* Start INFORMATION SHOWN *

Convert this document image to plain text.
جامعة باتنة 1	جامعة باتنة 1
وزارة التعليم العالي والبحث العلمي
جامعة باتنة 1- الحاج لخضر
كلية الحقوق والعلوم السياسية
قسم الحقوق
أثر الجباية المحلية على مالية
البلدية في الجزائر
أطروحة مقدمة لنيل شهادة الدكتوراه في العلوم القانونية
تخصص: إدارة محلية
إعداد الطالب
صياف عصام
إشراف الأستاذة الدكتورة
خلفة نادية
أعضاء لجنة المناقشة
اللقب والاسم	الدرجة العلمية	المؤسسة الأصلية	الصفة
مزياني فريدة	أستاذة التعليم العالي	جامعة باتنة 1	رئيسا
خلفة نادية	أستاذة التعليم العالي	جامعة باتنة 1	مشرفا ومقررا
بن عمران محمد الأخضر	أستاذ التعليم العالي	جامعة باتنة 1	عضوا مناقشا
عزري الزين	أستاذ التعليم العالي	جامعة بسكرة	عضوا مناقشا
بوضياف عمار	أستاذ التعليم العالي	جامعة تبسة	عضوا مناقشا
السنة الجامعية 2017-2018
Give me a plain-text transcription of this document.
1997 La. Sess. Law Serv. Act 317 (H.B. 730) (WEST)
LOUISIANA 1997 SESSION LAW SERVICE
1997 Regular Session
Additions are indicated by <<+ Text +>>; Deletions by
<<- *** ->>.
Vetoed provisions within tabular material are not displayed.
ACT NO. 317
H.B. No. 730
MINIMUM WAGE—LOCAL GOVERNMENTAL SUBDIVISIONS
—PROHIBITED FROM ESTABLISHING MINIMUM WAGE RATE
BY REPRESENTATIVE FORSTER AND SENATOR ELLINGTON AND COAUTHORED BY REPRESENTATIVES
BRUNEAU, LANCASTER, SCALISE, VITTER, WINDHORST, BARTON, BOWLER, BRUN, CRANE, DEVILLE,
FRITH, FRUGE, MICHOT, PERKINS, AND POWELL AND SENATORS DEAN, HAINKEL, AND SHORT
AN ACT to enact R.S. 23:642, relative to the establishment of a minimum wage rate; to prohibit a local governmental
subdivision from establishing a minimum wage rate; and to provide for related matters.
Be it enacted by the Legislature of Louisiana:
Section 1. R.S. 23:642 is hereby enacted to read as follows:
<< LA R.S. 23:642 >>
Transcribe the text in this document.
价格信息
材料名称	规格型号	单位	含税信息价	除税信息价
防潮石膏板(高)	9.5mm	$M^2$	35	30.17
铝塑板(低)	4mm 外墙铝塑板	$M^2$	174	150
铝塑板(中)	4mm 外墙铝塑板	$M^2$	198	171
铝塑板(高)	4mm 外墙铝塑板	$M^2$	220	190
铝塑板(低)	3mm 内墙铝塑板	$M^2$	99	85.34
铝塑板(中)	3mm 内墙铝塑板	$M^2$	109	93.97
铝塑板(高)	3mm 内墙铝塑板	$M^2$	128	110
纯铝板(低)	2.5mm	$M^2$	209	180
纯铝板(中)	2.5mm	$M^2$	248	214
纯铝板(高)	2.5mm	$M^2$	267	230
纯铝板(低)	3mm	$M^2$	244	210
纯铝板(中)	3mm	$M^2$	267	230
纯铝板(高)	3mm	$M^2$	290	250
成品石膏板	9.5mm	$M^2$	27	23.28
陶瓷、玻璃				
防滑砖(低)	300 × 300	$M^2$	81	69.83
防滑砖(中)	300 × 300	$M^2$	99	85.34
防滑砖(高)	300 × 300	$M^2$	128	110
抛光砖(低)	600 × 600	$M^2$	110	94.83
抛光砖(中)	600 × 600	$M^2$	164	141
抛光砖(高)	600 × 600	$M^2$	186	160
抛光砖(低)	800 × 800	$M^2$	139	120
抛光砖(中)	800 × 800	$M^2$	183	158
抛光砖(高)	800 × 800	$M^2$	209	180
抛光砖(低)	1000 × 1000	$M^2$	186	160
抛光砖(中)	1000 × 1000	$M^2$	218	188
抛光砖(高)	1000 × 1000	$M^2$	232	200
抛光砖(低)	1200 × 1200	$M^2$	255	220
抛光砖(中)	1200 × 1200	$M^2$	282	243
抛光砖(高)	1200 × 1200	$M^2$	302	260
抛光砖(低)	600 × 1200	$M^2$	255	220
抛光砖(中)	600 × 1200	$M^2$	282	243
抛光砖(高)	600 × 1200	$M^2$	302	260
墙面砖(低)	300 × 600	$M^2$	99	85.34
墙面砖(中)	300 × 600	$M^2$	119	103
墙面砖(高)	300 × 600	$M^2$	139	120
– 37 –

* End INFORMATION SHOWN *

PROBLEM DESCRIPTION:
Copy all the entries verbatim.

RESULT:
Convert this document image to plain text.
جامعة باتنة 1	جامعة باتنة 1
وزارة التعليم العالي والبحث العلمي
جامعة باتنة 1- الحاج لخضر
كلية الحقوق والعلوم السياسية
قسم الحقوق
أثر الجباية المحلية على مالية
البلدية في الجزائر
أطروحة مقدمة لنيل شهادة الدكتوراه في العلوم القانونية
تخصص: إدارة محلية
إعداد الطالب
صياف عصام
إشراف الأستاذة الدكتورة
خلفة نادية
أعضاء لجنة المناقشة
اللقب والاسم	الدرجة العلمية	المؤسسة الأصلية	الصفة
مزياني فريدة	أستاذة التعليم العالي	جامعة باتنة 1	رئيسا
خلفة نادية	أستاذة التعليم العالي	جامعة باتنة 1	مشرفا ومقررا
بن عمران محمد الأخضر	أستاذ التعليم العالي	جامعة باتنة 1	عضوا مناقشا
عزري الزين	أستاذ التعليم العالي	جامعة بسكرة	عضوا مناقشا
بوضياف عمار	أستاذ التعليم العالي	جامعة تبسة	عضوا مناقشا
السنة الجامعية 2017-2018
Give me a plain-text transcription of this document.
1997 La. Sess. Law Serv. Act 317 (H.B. 730) (WEST)
LOUISIANA 1997 SESSION LAW SERVICE
1997 Regular Session
Additions are indicated by <<+ Text +>>; Deletions by
<<- *** ->>.
Vetoed provisions within tabular material are not displayed.
ACT NO. 317
H.B. No. 730
MINIMUM WAGE—LOCAL GOVERNMENTAL SUBDIVISIONS
—PROHIBITED FROM ESTABLISHING MINIMUM WAGE RATE
BY REPRESENTATIVE FORSTER AND SENATOR ELLINGTON AND COAUTHORED BY REPRESENTATIVES
BRUNEAU, LANCASTER, SCALISE, VITTER, WINDHORST, BARTON, BOWLER, BRUN, CRANE, DEVILLE,
FRITH, FRUGE, MICHOT, PERKINS, AND POWELL AND SENATORS DEAN, HAINKEL, AND SHORT
AN ACT to enact R.S. 23:642, relative to the establishment of a minimum wage rate; to prohibit a local governmental
subdivision from establishing a minimum wage rate; and to provide for related matters.
Be it enacted by the Legislature of Louisiana:
Section 1. R.S. 23:642 is hereby enacted to read as follows:
<< LA R.S. 23:642 >>
Transcribe the text in this document.
价格信息
材料名称	规格型号	单位	含税信息价	除税信息价
防潮石膏板(高)	9.5mm	$M^2$	35	30.17
铝塑板(低)	4mm 外墙铝塑板	$M^2$	174	150
铝塑板(中)	4mm 外墙铝塑板	$M^2$	198	171
铝塑板(高)	4mm 外墙铝塑板	$M^2$	220	190
铝塑板(低)	3mm 内墙铝塑板	$M^2$	99	85.34
铝塑板(中)	3mm 内墙铝塑板	$M^2$	109	93.97
铝塑板(高)	3mm 内墙铝塑板	$M^2$	128	110
纯铝板(低)	2.5mm	$M^2$	209	180
纯铝板(中)	2.5mm	$M^2$	248	214
纯铝板(高)	2.5mm	$M^2$	267	230
纯铝板(低)	3mm	$M^2$	244	210
纯铝板(中)	3mm	$M^2$	267	230
纯铝板(高)	3mm	$M^2$	290	250
成品石膏板	9.5mm	$M^2$	27	23.28
陶瓷、玻璃				
防滑砖(低)	300 × 300	$M^2$	81	69.83
防滑砖(中)	300 × 300	$M^2$	99	85.34
防滑砖(高)	300 × 300	$M^2$	128	110
抛光砖(低)	600 × 600	$M^2$	110	94.83
抛光砖(中)	600 × 600	$M^2$	164	141
抛光砖(高)	600 × 600	$M^2$	186	160
抛光砖(低)	800 × 800	$M^2$	139	120
抛光砖(中)	800 × 800	$M^2$	183	158
抛光砖(高)	800 × 800	$M^2$	209	180
抛光砖(低)	1000 × 1000	$M^2$	186	160
抛光砖(中)	1000 × 1000	$M^2$	218	188
抛光砖(高)	1000 × 1000	$M^2$	232	200
抛光砖(低)	1200 × 1200	$M^2$	255	220
抛光砖(中)	1200 × 1200	$M^2$	282	243
抛光砖(高)	1200 × 1200	$M^2$	302	260
抛光砖(低)	600 × 1200	$M^2$	255	220
抛光砖(中)	600 × 1200	$M^2$	282	243
抛光砖(高)	600 × 1200	$M^2$	302	260
墙面砖(低)	300 × 600	$M^2$	99	85.34
墙面砖(中)	300 × 600	$M^2$	119	103
墙面砖(高)	300 × 600	$M^2$	139	120
– 37 –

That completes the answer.